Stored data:
_____

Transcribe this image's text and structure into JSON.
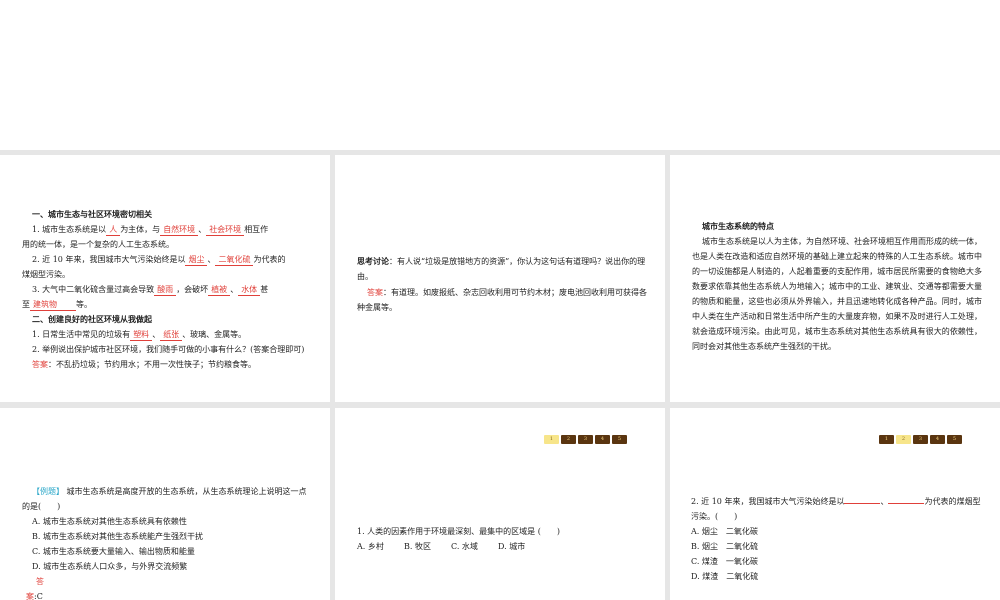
{
  "slide1": {
    "h1": "一、城市生态与社区环境密切相关",
    "q1": {
      "a": "1. 城市生态系统是以",
      "b1": "人",
      "c": "为主体，与",
      "b2": "自然环境",
      "d": "、",
      "b3": "社会环境",
      "e": "相互作",
      "f": "用的统一体，是一个复杂的人工生态系统。"
    },
    "q2": {
      "a": "2. 近 10 年来，我国城市大气污染始终是以",
      "b1": "烟尘",
      "c": "、",
      "b2": "二氧化硫",
      "d": "为代表的",
      "e": "煤烟型污染。"
    },
    "q3": {
      "a": "3. 大气中二氧化硫含量过高会导致",
      "b1": "酸雨",
      "c": "，会破坏",
      "b2": "植被",
      "d": "、",
      "b3": "水体",
      "e": "甚",
      "f": "至",
      "b4": "建筑物",
      "g": "等。"
    },
    "h2": "二、创建良好的社区环境从我做起",
    "q4": {
      "a": "1. 日常生活中常见的垃圾有",
      "b1": "塑料",
      "c": "、",
      "b2": "纸张",
      "d": "、玻璃、金属等。"
    },
    "q5": "2. 举例说出保护城市社区环境，我们随手可做的小事有什么？(答案合理即可)",
    "ans_label": "答案",
    "ans": "：不乱扔垃圾；节约用水；不用一次性筷子；节约粮食等。"
  },
  "slide2": {
    "label": "思考讨论",
    "q": "：有人说“垃圾是放错地方的资源”，你认为这句话有道理吗？说出你的理由。",
    "ans_label": "答案",
    "ans": "：有道理。如废报纸、杂志回收利用可节约木材；废电池回收利用可获得各种金属等。"
  },
  "slide3": {
    "title": "城市生态系统的特点",
    "body": "城市生态系统是以人为主体，为自然环境、社会环境相互作用而形成的统一体，也是人类在改造和适应自然环境的基础上建立起来的特殊的人工生态系统。城市中的一切设施都是人制造的，人起着重要的支配作用，城市居民所需要的食物绝大多数要求依靠其他生态系统人为地输入；城市中的工业、建筑业、交通等都需要大量的物质和能量，这些也必须从外界输入，并且迅速地转化成各种产品。同时，城市中人类在生产活动和日常生活中所产生的大量废弃物，如果不及时进行人工处理，就会造成环境污染。由此可见，城市生态系统对其他生态系统具有很大的依赖性，同时会对其他生态系统产生强烈的干扰。"
  },
  "slide4": {
    "tag": "【例题】",
    "q": " 城市生态系统是高度开放的生态系统，从生态系统理论上说明这一点的是(　　)",
    "options": [
      "A. 城市生态系统对其他生态系统具有依赖性",
      "B. 城市生态系统对其他生态系统能产生强烈干扰",
      "C. 城市生态系统要大量输入、输出物质和能量",
      "D. 城市生态系统人口众多，与外界交流频繁"
    ],
    "ans_label1": "答",
    "ans_label2": "案",
    "ans": ":C"
  },
  "slide5": {
    "nav": [
      "1",
      "2",
      "3",
      "4",
      "5"
    ],
    "active": 1,
    "q": "1. 人类的因素作用于环境最深刻、最集中的区域是 (　　)",
    "options": [
      "A. 乡村",
      "B. 牧区",
      "C. 水域",
      "D. 城市"
    ]
  },
  "slide6": {
    "nav": [
      "1",
      "2",
      "3",
      "4",
      "5"
    ],
    "active": 2,
    "q_a": "2. 近 10 年来，我国城市大气污染始终是以",
    "q_b": "、",
    "q_c": "为代表的煤烟型",
    "q_d": "污染。(　　)",
    "options": [
      "A. 烟尘　二氧化碳",
      "B. 烟尘　二氧化硫",
      "C. 煤渣　一氧化碳",
      "D. 煤渣　二氧化硫"
    ]
  }
}
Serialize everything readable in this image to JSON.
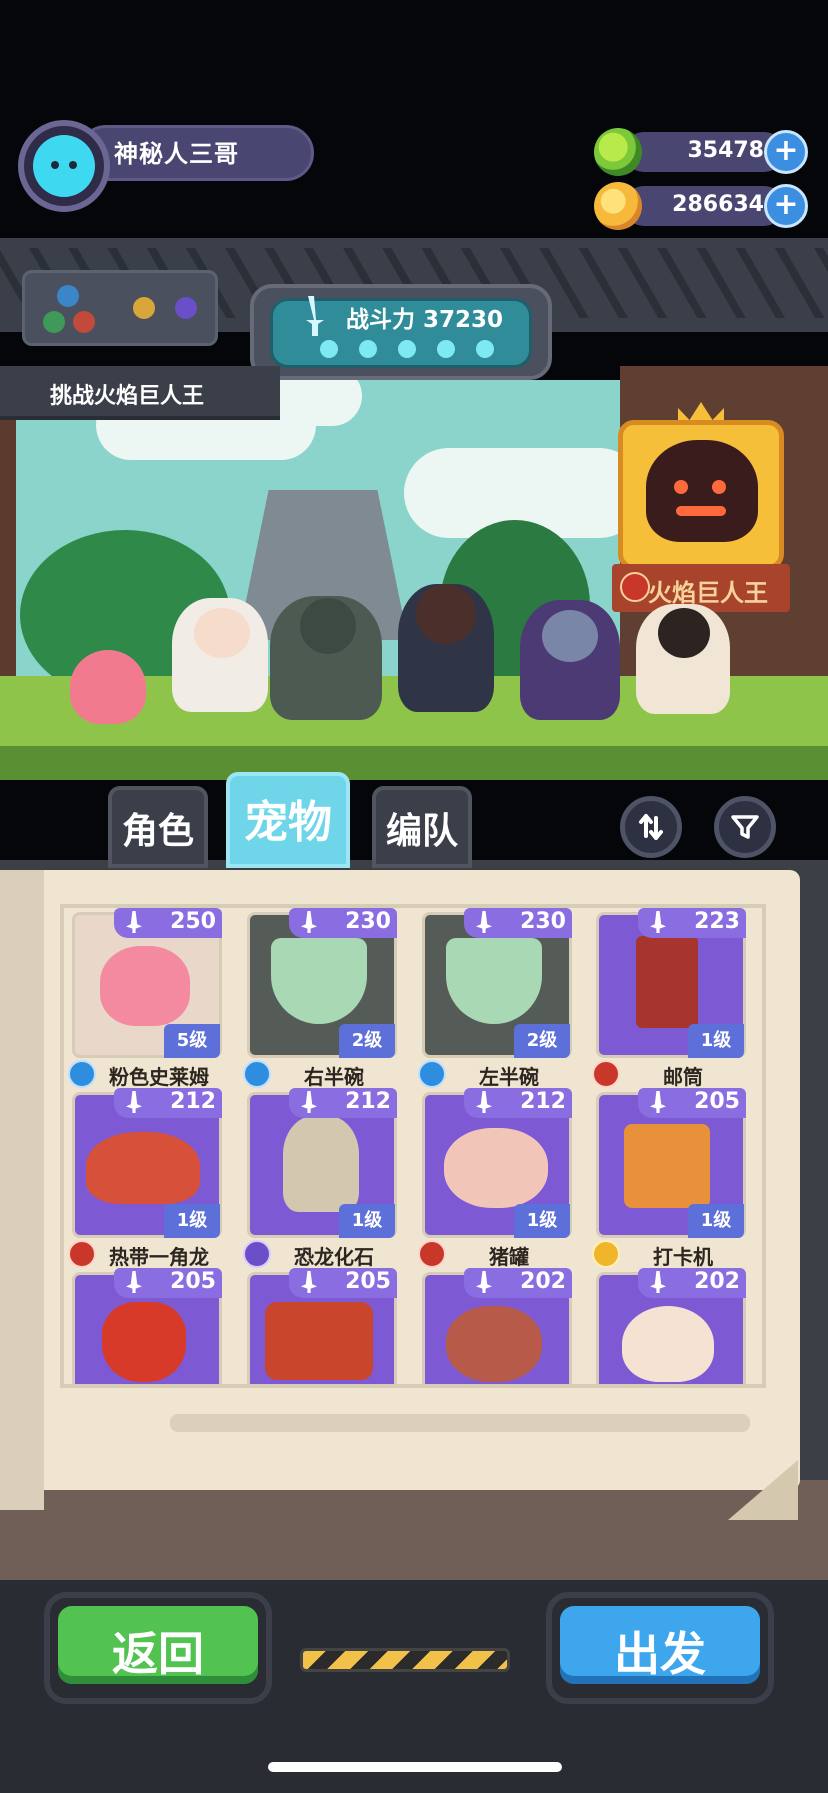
{
  "player": {
    "name": "神秘人三哥"
  },
  "currencies": [
    {
      "icon": "green-gem-coin-icon",
      "value": "35478"
    },
    {
      "icon": "gold-planet-coin-icon",
      "value": "286634"
    }
  ],
  "battle_power": {
    "label": "战斗力 37230",
    "dots": 5
  },
  "challenge": {
    "label": "挑战火焰巨人王"
  },
  "boss": {
    "name": "火焰巨人王",
    "element": "fire"
  },
  "tabs": [
    {
      "label": "角色",
      "active": false
    },
    {
      "label": "宠物",
      "active": true
    },
    {
      "label": "编队",
      "active": false
    }
  ],
  "toolbar": {
    "sort_icon": "sort-arrows-icon",
    "filter_icon": "filter-funnel-icon"
  },
  "pets": [
    {
      "name": "粉色史莱姆",
      "power": "250",
      "level": "5级",
      "element": "water",
      "frame": "pink",
      "art": "pink-slime"
    },
    {
      "name": "右半碗",
      "power": "230",
      "level": "2级",
      "element": "water",
      "frame": "green",
      "art": "half-bowl"
    },
    {
      "name": "左半碗",
      "power": "230",
      "level": "2级",
      "element": "water",
      "frame": "green",
      "art": "half-bowl"
    },
    {
      "name": "邮筒",
      "power": "223",
      "level": "1级",
      "element": "fire",
      "frame": "purple",
      "art": "mailbox"
    },
    {
      "name": "热带一角龙",
      "power": "212",
      "level": "1级",
      "element": "fire",
      "frame": "purple",
      "art": "lizard"
    },
    {
      "name": "恐龙化石",
      "power": "212",
      "level": "1级",
      "element": "dark",
      "frame": "purple",
      "art": "fossil"
    },
    {
      "name": "猪罐",
      "power": "212",
      "level": "1级",
      "element": "fire",
      "frame": "purple",
      "art": "piggy"
    },
    {
      "name": "打卡机",
      "power": "205",
      "level": "1级",
      "element": "light",
      "frame": "purple",
      "art": "clock-machine"
    },
    {
      "name": "",
      "power": "205",
      "level": "",
      "element": "",
      "frame": "purple",
      "art": "red-pot"
    },
    {
      "name": "",
      "power": "205",
      "level": "",
      "element": "",
      "frame": "purple",
      "art": "drum"
    },
    {
      "name": "",
      "power": "202",
      "level": "",
      "element": "",
      "frame": "purple",
      "art": "ham"
    },
    {
      "name": "",
      "power": "202",
      "level": "",
      "element": "",
      "frame": "purple",
      "art": "dumpling"
    }
  ],
  "buttons": {
    "back": "返回",
    "go": "出发"
  },
  "colors": {
    "purple_frame": "#7d5ad4",
    "accent_blue": "#3ea6ec",
    "accent_green": "#52c251",
    "active_tab": "#6fd6ea"
  }
}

_____

Given exercise:
Pictures are excluded; output everything else in the data verbatim.

Answer for the task:
Transcribe this image's text and structure into JSON.
{
  "slide1": {
    "h1": "一、城市生态与社区环境密切相关",
    "q1": {
      "a": "1. 城市生态系统是以",
      "b1": "人",
      "c": "为主体，与",
      "b2": "自然环境",
      "d": "、",
      "b3": "社会环境",
      "e": "相互作",
      "f": "用的统一体，是一个复杂的人工生态系统。"
    },
    "q2": {
      "a": "2. 近 10 年来，我国城市大气污染始终是以",
      "b1": "烟尘",
      "c": "、",
      "b2": "二氧化硫",
      "d": "为代表的",
      "e": "煤烟型污染。"
    },
    "q3": {
      "a": "3. 大气中二氧化硫含量过高会导致",
      "b1": "酸雨",
      "c": "，会破坏",
      "b2": "植被",
      "d": "、",
      "b3": "水体",
      "e": "甚",
      "f": "至",
      "b4": "建筑物",
      "g": "等。"
    },
    "h2": "二、创建良好的社区环境从我做起",
    "q4": {
      "a": "1. 日常生活中常见的垃圾有",
      "b1": "塑料",
      "c": "、",
      "b2": "纸张",
      "d": "、玻璃、金属等。"
    },
    "q5": "2. 举例说出保护城市社区环境，我们随手可做的小事有什么？(答案合理即可)",
    "ans_label": "答案",
    "ans": "：不乱扔垃圾；节约用水；不用一次性筷子；节约粮食等。"
  },
  "slide2": {
    "label": "思考讨论",
    "q": "：有人说“垃圾是放错地方的资源”，你认为这句话有道理吗？说出你的理由。",
    "ans_label": "答案",
    "ans": "：有道理。如废报纸、杂志回收利用可节约木材；废电池回收利用可获得各种金属等。"
  },
  "slide3": {
    "title": "城市生态系统的特点",
    "body": "城市生态系统是以人为主体，为自然环境、社会环境相互作用而形成的统一体，也是人类在改造和适应自然环境的基础上建立起来的特殊的人工生态系统。城市中的一切设施都是人制造的，人起着重要的支配作用，城市居民所需要的食物绝大多数要求依靠其他生态系统人为地输入；城市中的工业、建筑业、交通等都需要大量的物质和能量，这些也必须从外界输入，并且迅速地转化成各种产品。同时，城市中人类在生产活动和日常生活中所产生的大量废弃物，如果不及时进行人工处理，就会造成环境污染。由此可见，城市生态系统对其他生态系统具有很大的依赖性，同时会对其他生态系统产生强烈的干扰。"
  },
  "slide4": {
    "tag": "【例题】",
    "q": " 城市生态系统是高度开放的生态系统，从生态系统理论上说明这一点的是(　　)",
    "options": [
      "A. 城市生态系统对其他生态系统具有依赖性",
      "B. 城市生态系统对其他生态系统能产生强烈干扰",
      "C. 城市生态系统要大量输入、输出物质和能量",
      "D. 城市生态系统人口众多，与外界交流频繁"
    ],
    "ans_label1": "答",
    "ans_label2": "案",
    "ans": ":C"
  },
  "slide5": {
    "nav": [
      "1",
      "2",
      "3",
      "4",
      "5"
    ],
    "active": 1,
    "q": "1. 人类的因素作用于环境最深刻、最集中的区域是 (　　)",
    "options": [
      "A. 乡村",
      "B. 牧区",
      "C. 水域",
      "D. 城市"
    ]
  },
  "slide6": {
    "nav": [
      "1",
      "2",
      "3",
      "4",
      "5"
    ],
    "active": 2,
    "q_a": "2. 近 10 年来，我国城市大气污染始终是以",
    "q_b": "、",
    "q_c": "为代表的煤烟型",
    "q_d": "污染。(　　)",
    "options": [
      "A. 烟尘　二氧化碳",
      "B. 烟尘　二氧化硫",
      "C. 煤渣　一氧化碳",
      "D. 煤渣　二氧化硫"
    ]
  }
}
Serialize everything readable in this image to JSON.
{
  "player": {
    "name": "神秘人三哥"
  },
  "currencies": [
    {
      "icon": "green-gem-coin-icon",
      "value": "35478"
    },
    {
      "icon": "gold-planet-coin-icon",
      "value": "286634"
    }
  ],
  "battle_power": {
    "label": "战斗力 37230",
    "dots": 5
  },
  "challenge": {
    "label": "挑战火焰巨人王"
  },
  "boss": {
    "name": "火焰巨人王",
    "element": "fire"
  },
  "tabs": [
    {
      "label": "角色",
      "active": false
    },
    {
      "label": "宠物",
      "active": true
    },
    {
      "label": "编队",
      "active": false
    }
  ],
  "toolbar": {
    "sort_icon": "sort-arrows-icon",
    "filter_icon": "filter-funnel-icon"
  },
  "pets": [
    {
      "name": "粉色史莱姆",
      "power": "250",
      "level": "5级",
      "element": "water",
      "frame": "pink",
      "art": "pink-slime"
    },
    {
      "name": "右半碗",
      "power": "230",
      "level": "2级",
      "element": "water",
      "frame": "green",
      "art": "half-bowl"
    },
    {
      "name": "左半碗",
      "power": "230",
      "level": "2级",
      "element": "water",
      "frame": "green",
      "art": "half-bowl"
    },
    {
      "name": "邮筒",
      "power": "223",
      "level": "1级",
      "element": "fire",
      "frame": "purple",
      "art": "mailbox"
    },
    {
      "name": "热带一角龙",
      "power": "212",
      "level": "1级",
      "element": "fire",
      "frame": "purple",
      "art": "lizard"
    },
    {
      "name": "恐龙化石",
      "power": "212",
      "level": "1级",
      "element": "dark",
      "frame": "purple",
      "art": "fossil"
    },
    {
      "name": "猪罐",
      "power": "212",
      "level": "1级",
      "element": "fire",
      "frame": "purple",
      "art": "piggy"
    },
    {
      "name": "打卡机",
      "power": "205",
      "level": "1级",
      "element": "light",
      "frame": "purple",
      "art": "clock-machine"
    },
    {
      "name": "",
      "power": "205",
      "level": "",
      "element": "",
      "frame": "purple",
      "art": "red-pot"
    },
    {
      "name": "",
      "power": "205",
      "level": "",
      "element": "",
      "frame": "purple",
      "art": "drum"
    },
    {
      "name": "",
      "power": "202",
      "level": "",
      "element": "",
      "frame": "purple",
      "art": "ham"
    },
    {
      "name": "",
      "power": "202",
      "level": "",
      "element": "",
      "frame": "purple",
      "art": "dumpling"
    }
  ],
  "buttons": {
    "back": "返回",
    "go": "出发"
  },
  "colors": {
    "purple_frame": "#7d5ad4",
    "accent_blue": "#3ea6ec",
    "accent_green": "#52c251",
    "active_tab": "#6fd6ea"
  }
}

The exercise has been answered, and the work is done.